Pull out every line in the data that has the string "JSON" in it.
─── The input
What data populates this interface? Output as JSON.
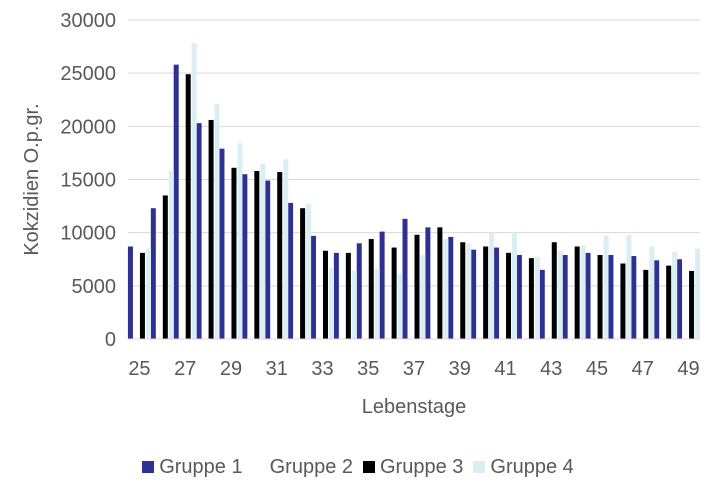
{
  "chart_data": {
    "type": "bar",
    "xlabel": "Lebenstage",
    "ylabel": "Kokzidien O.p.gr.",
    "ylim": [
      0,
      30000
    ],
    "yticks": [
      0,
      5000,
      10000,
      15000,
      20000,
      25000,
      30000
    ],
    "ytick_labels": [
      "0",
      "5000",
      "10000",
      "15000",
      "20000",
      "25000",
      "30000"
    ],
    "categories": [
      25,
      26,
      27,
      28,
      29,
      30,
      31,
      32,
      33,
      34,
      35,
      36,
      37,
      38,
      39,
      40,
      41,
      42,
      43,
      44,
      45,
      46,
      47,
      48,
      49
    ],
    "xtick_labels": [
      "25",
      "",
      "27",
      "",
      "29",
      "",
      "31",
      "",
      "33",
      "",
      "35",
      "",
      "37",
      "",
      "39",
      "",
      "41",
      "",
      "43",
      "",
      "45",
      "",
      "47",
      "",
      "49"
    ],
    "grid": "horizontal",
    "legend_position": "bottom",
    "series": [
      {
        "name": "Gruppe 1",
        "color": "#2e3192",
        "values": [
          8700,
          12300,
          25800,
          20300,
          17900,
          15500,
          14900,
          12800,
          9700,
          8100,
          9000,
          10100,
          11300,
          10500,
          9600,
          8400,
          8600,
          7900,
          6500,
          7900,
          8100,
          7900,
          7800,
          7400,
          7500
        ]
      },
      {
        "name": "Gruppe 2",
        "color": "#ffffff",
        "values": [
          0,
          0,
          0,
          0,
          0,
          0,
          0,
          0,
          0,
          0,
          0,
          0,
          0,
          0,
          0,
          0,
          0,
          0,
          0,
          0,
          0,
          0,
          0,
          0,
          0
        ]
      },
      {
        "name": "Gruppe 3",
        "color": "#000000",
        "values": [
          8100,
          13500,
          24900,
          20600,
          16100,
          15800,
          15700,
          12300,
          8300,
          8100,
          9400,
          8600,
          9800,
          10500,
          9100,
          8700,
          8100,
          7600,
          9100,
          8700,
          7900,
          7100,
          6500,
          6900,
          6400
        ]
      },
      {
        "name": "Gruppe 4",
        "color": "#daeef3",
        "values": [
          8500,
          15800,
          27800,
          22100,
          18400,
          16500,
          16900,
          12700,
          6700,
          6400,
          6600,
          6100,
          7900,
          9400,
          9000,
          10000,
          10000,
          7700,
          8300,
          8800,
          9700,
          9800,
          8700,
          8200,
          8500
        ]
      }
    ]
  }
}
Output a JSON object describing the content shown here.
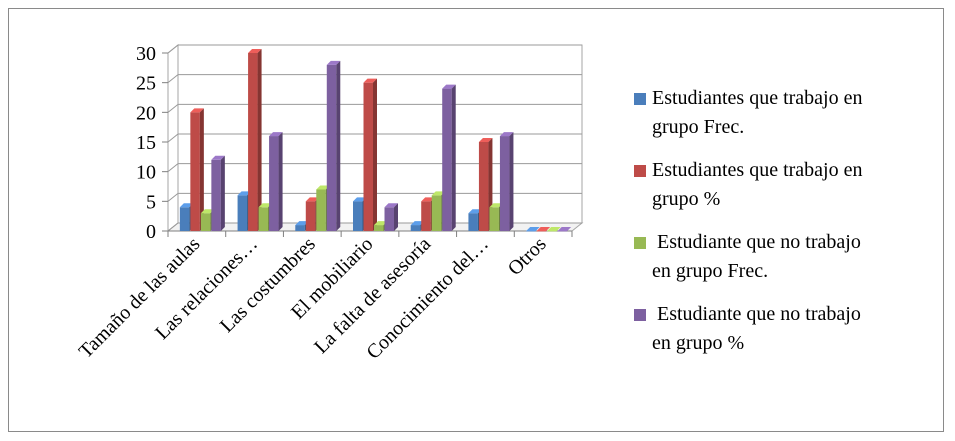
──────
## Task solution
What data populates this interface? Output as JSON.
Output a JSON object describing the content shown here.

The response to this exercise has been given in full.